The exercise
Reproduce all of the data below without alteration; exclude every picture.

[Start of Dataset records]

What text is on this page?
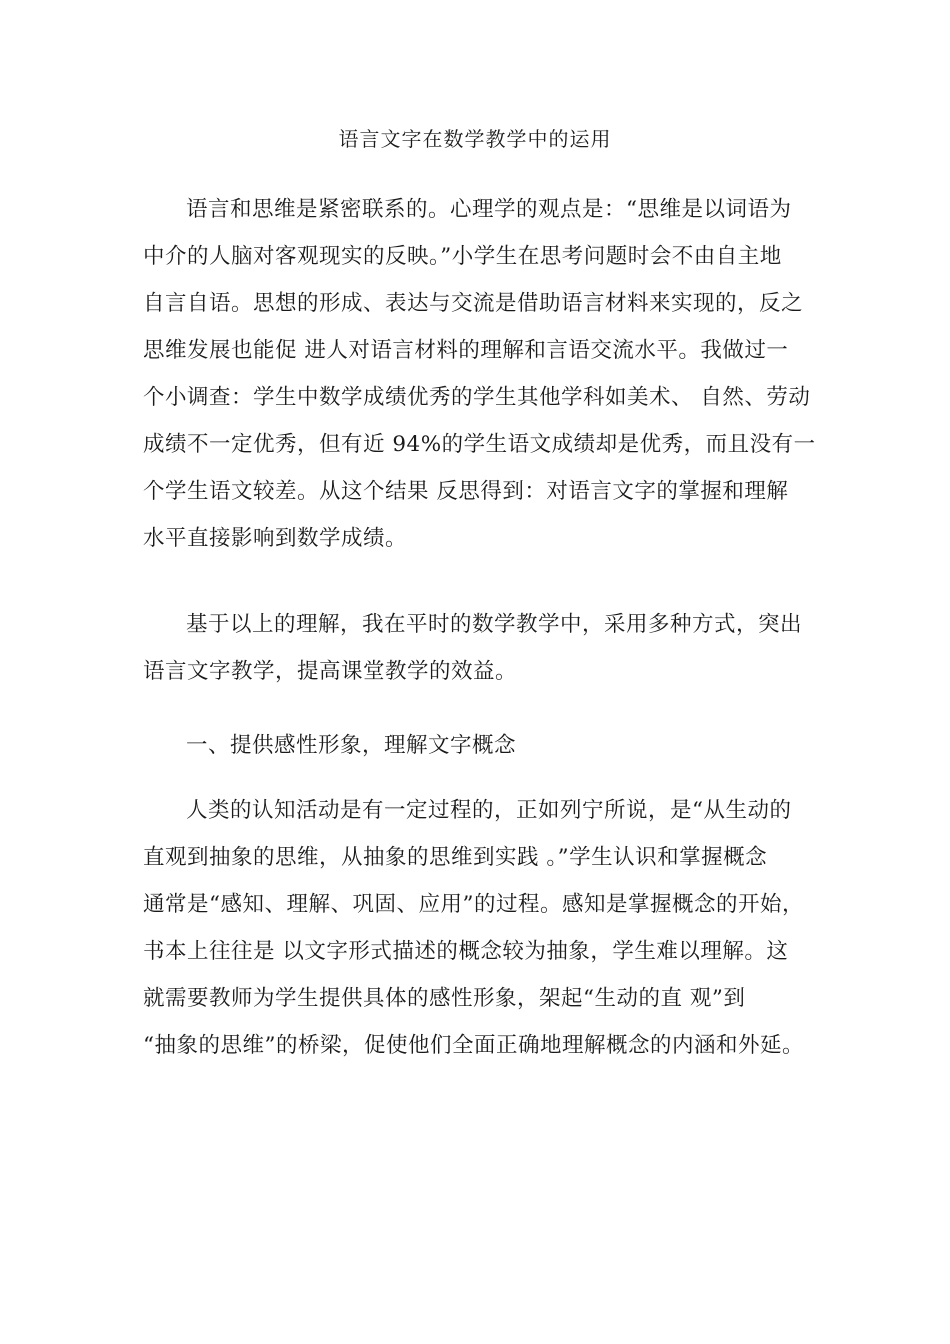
语言文字在数学教学中的运用
语言和思维是紧密联系的。心理学的观点是：“思维是以词语为
中介的人脑对客观现实的反映。”小学生在思考问题时会不由自主地
自言自语。思想的形成、表达与交流是借助语言材料来实现的，反之
思维发展也能促 进人对语言材料的理解和言语交流水平。我做过一
个小调查：学生中数学成绩优秀的学生其他学科如美术、 自然、劳动
成绩不一定优秀，但有近 94%的学生语文成绩却是优秀，而且没有一
个学生语文较差。从这个结果 反思得到：对语言文字的掌握和理解
水平直接影响到数学成绩。
基于以上的理解，我在平时的数学教学中，采用多种方式，突出
语言文字教学，提高课堂教学的效益。
一、提供感性形象，理解文字概念
人类的认知活动是有一定过程的，正如列宁所说，是“从生动的
直观到抽象的思维，从抽象的思维到实践 。”学生认识和掌握概念
通常是“感知、理解、巩固、应用”的过程。感知是掌握概念的开始，
书本上往往是 以文字形式描述的概念较为抽象，学生难以理解。这
就需要教师为学生提供具体的感性形象，架起“生动的直 观”到
“抽象的思维”的桥梁，促使他们全面正确地理解概念的内涵和外延。
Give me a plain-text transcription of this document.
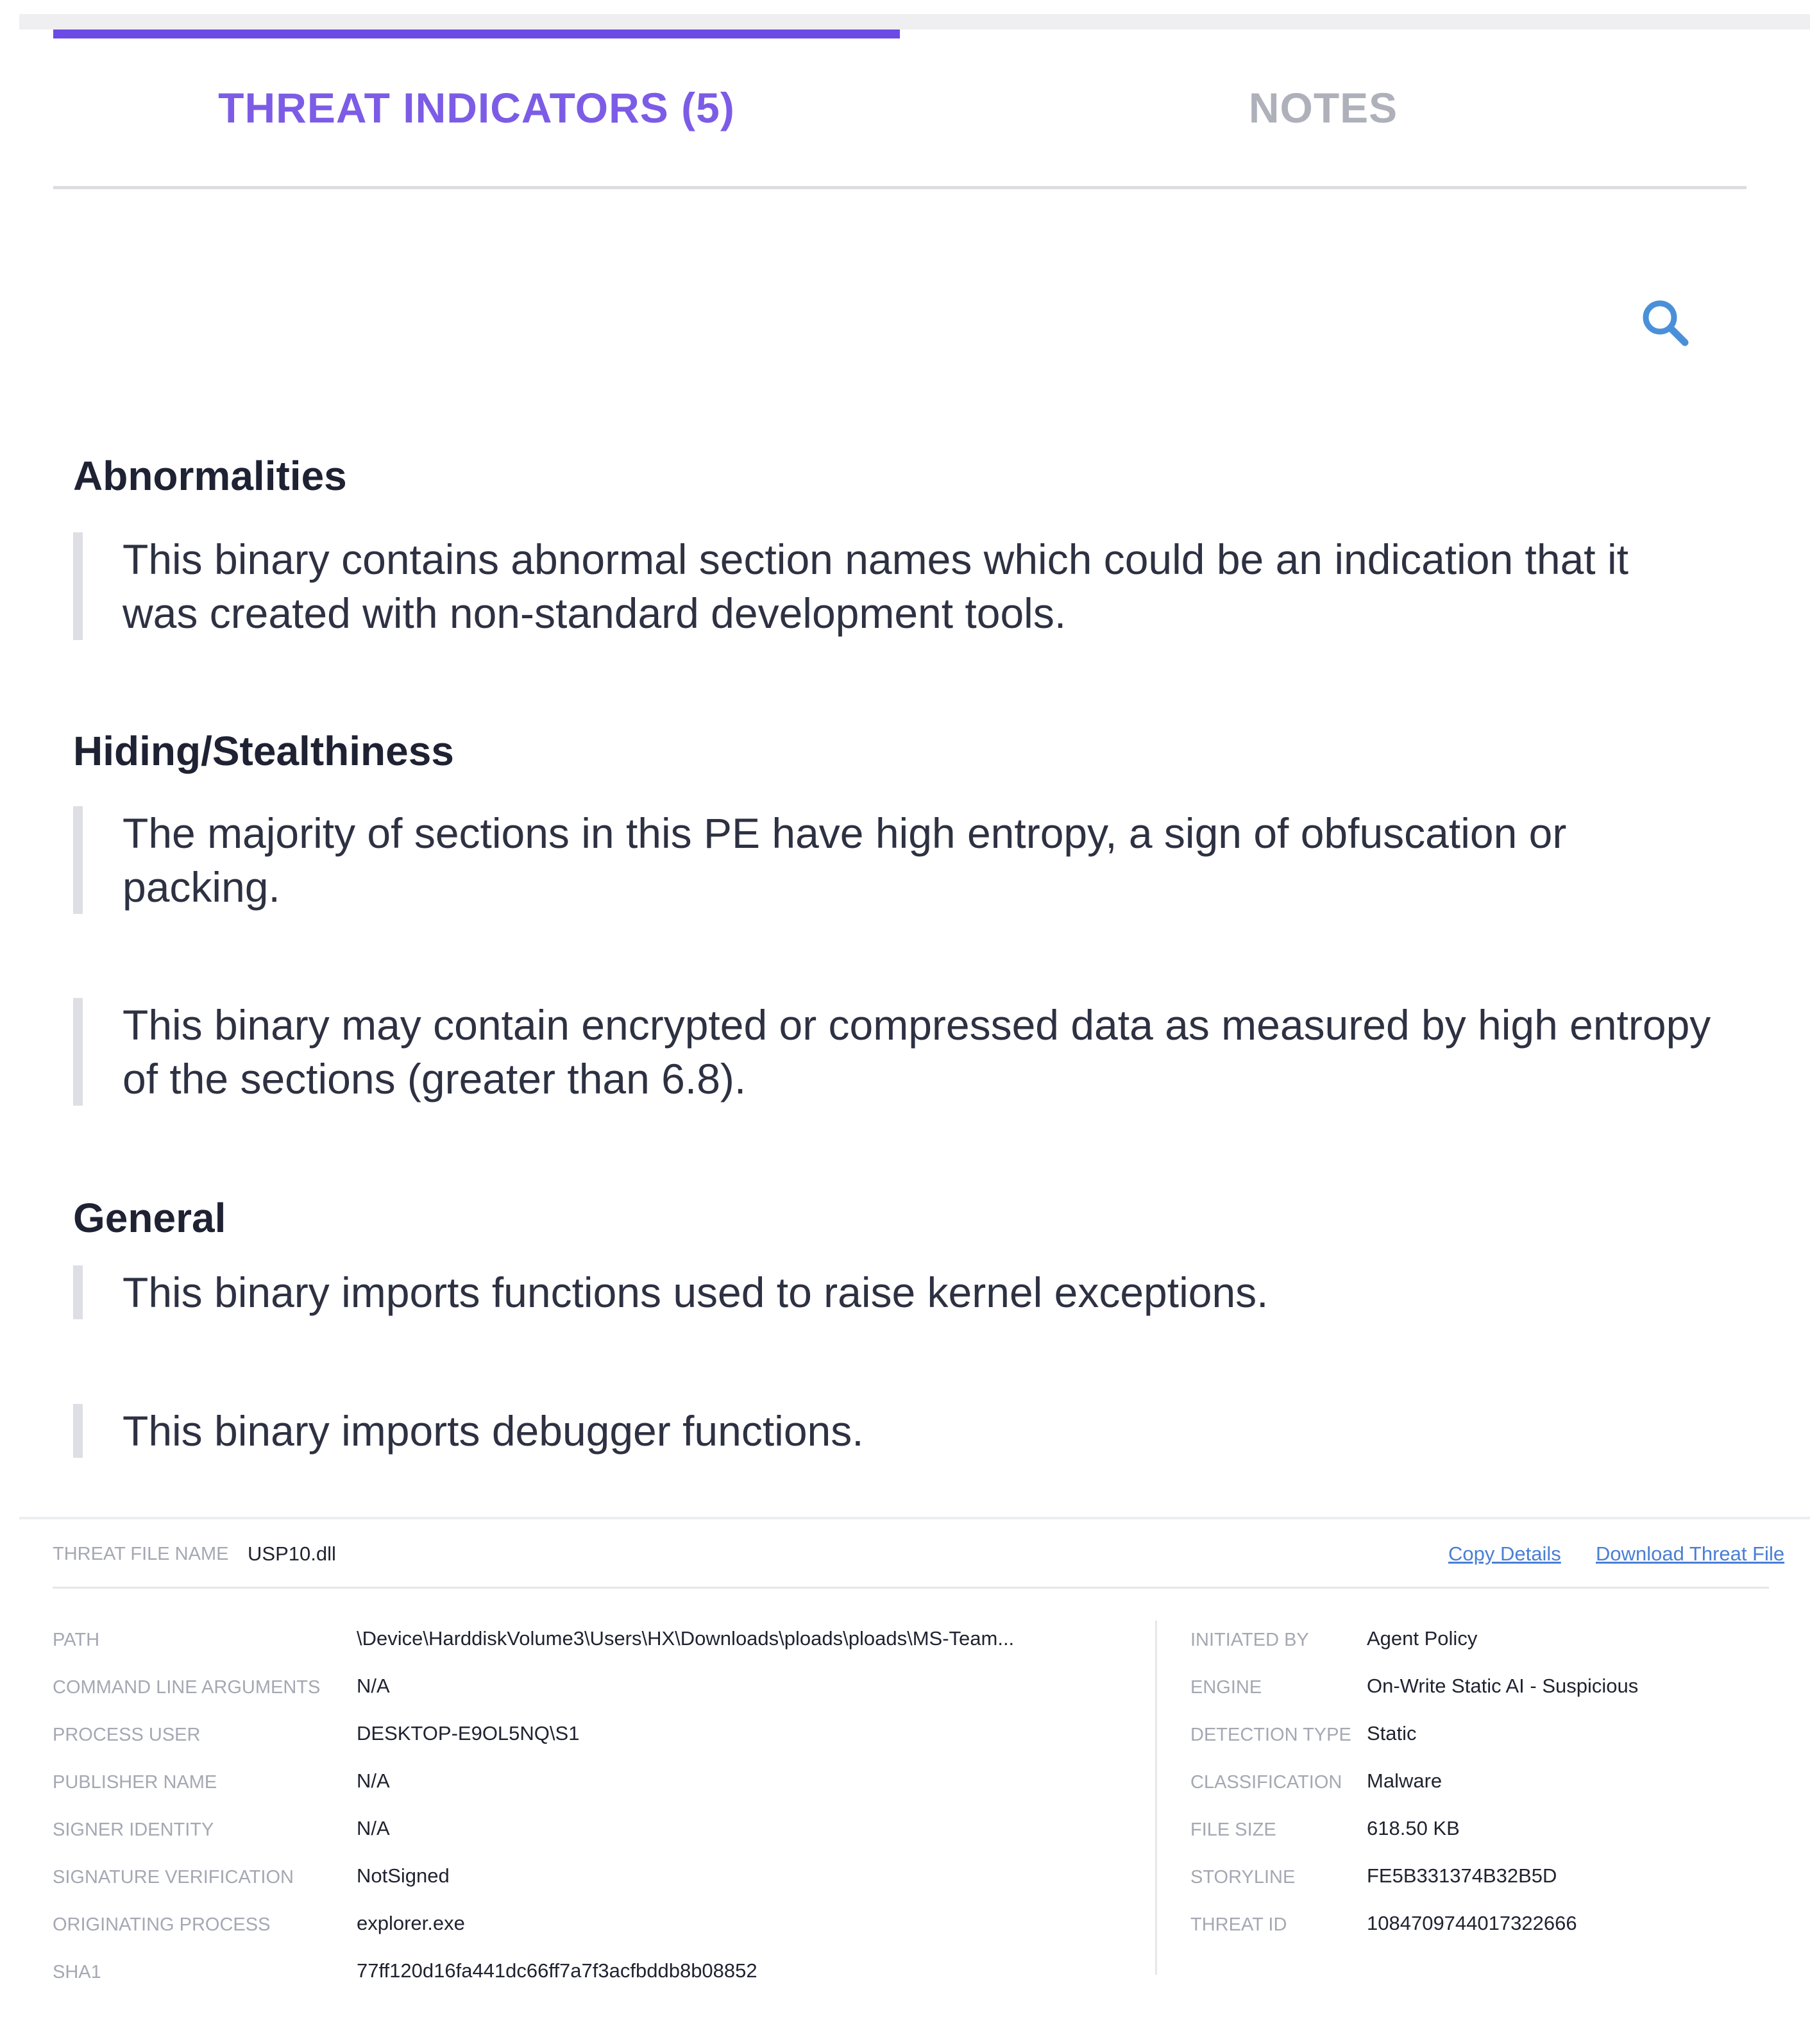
THREAT INDICATORS (5)	NOTES
Abnormalities
This binary contains abnormal section names which could be an indication that it was created with non-standard development tools.
Hiding/Stealthiness
The majority of sections in this PE have high entropy, a sign of obfuscation or packing.
This binary may contain encrypted or compressed data as measured by high entropy of the sections (greater than 6.8).
General
This binary imports functions used to raise kernel exceptions.
This binary imports debugger functions.
THREAT FILE NAME USP10.dll	Copy Details Download Threat File
PATH	\Device\HarddiskVolume3\Users\HX\Downloads\ploads\ploads\MS-Team...
COMMAND LINE ARGUMENTS N/A
PROCESS USER	DESKTOP-E9OL5NQ\S1
PUBLISHER NAME	N/A
SIGNER IDENTITY	N/A
SIGNATURE VERIFICATION	NotSigned
ORIGINATING PROCESS	explorer.exe
SHA1	77ff120d16fa441dc66ff7a7f3acfbddb8b08852
INITIATED BY	Agent Policy
ENGINE	On-Write Static AI - Suspicious
DETECTION TYPE Static
CLASSIFICATION Malware
FILE SIZE	618.50 KB
STORYLINE	FE5B331374B32B5D
THREAT ID	1084709744017322666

[End of Dataset records]

Final result
What text is on this page?
语言文字在数学教学中的运用
语言和思维是紧密联系的。心理学的观点是：“思维是以词语为
中介的人脑对客观现实的反映。”小学生在思考问题时会不由自主地
自言自语。思想的形成、表达与交流是借助语言材料来实现的，反之
思维发展也能促 进人对语言材料的理解和言语交流水平。我做过一
个小调查：学生中数学成绩优秀的学生其他学科如美术、 自然、劳动
成绩不一定优秀，但有近 94%的学生语文成绩却是优秀，而且没有一
个学生语文较差。从这个结果 反思得到：对语言文字的掌握和理解
水平直接影响到数学成绩。
基于以上的理解，我在平时的数学教学中，采用多种方式，突出
语言文字教学，提高课堂教学的效益。
一、提供感性形象，理解文字概念
人类的认知活动是有一定过程的，正如列宁所说，是“从生动的
直观到抽象的思维，从抽象的思维到实践 。”学生认识和掌握概念
通常是“感知、理解、巩固、应用”的过程。感知是掌握概念的开始，
书本上往往是 以文字形式描述的概念较为抽象，学生难以理解。这
就需要教师为学生提供具体的感性形象，架起“生动的直 观”到
“抽象的思维”的桥梁，促使他们全面正确地理解概念的内涵和外延。
Give me a plain-text transcription of this document.
THREAT INDICATORS (5)	NOTES
Abnormalities
This binary contains abnormal section names which could be an indication that it was created with non-standard development tools.
Hiding/Stealthiness
The majority of sections in this PE have high entropy, a sign of obfuscation or packing.
This binary may contain encrypted or compressed data as measured by high entropy of the sections (greater than 6.8).
General
This binary imports functions used to raise kernel exceptions.
This binary imports debugger functions.
THREAT FILE NAME USP10.dll	Copy Details Download Threat File
PATH	\Device\HarddiskVolume3\Users\HX\Downloads\ploads\ploads\MS-Team...
COMMAND LINE ARGUMENTS N/A
PROCESS USER	DESKTOP-E9OL5NQ\S1
PUBLISHER NAME	N/A
SIGNER IDENTITY	N/A
SIGNATURE VERIFICATION	NotSigned
ORIGINATING PROCESS	explorer.exe
SHA1	77ff120d16fa441dc66ff7a7f3acfbddb8b08852
INITIATED BY	Agent Policy
ENGINE	On-Write Static AI - Suspicious
DETECTION TYPE Static
CLASSIFICATION Malware
FILE SIZE	618.50 KB
STORYLINE	FE5B331374B32B5D
THREAT ID	1084709744017322666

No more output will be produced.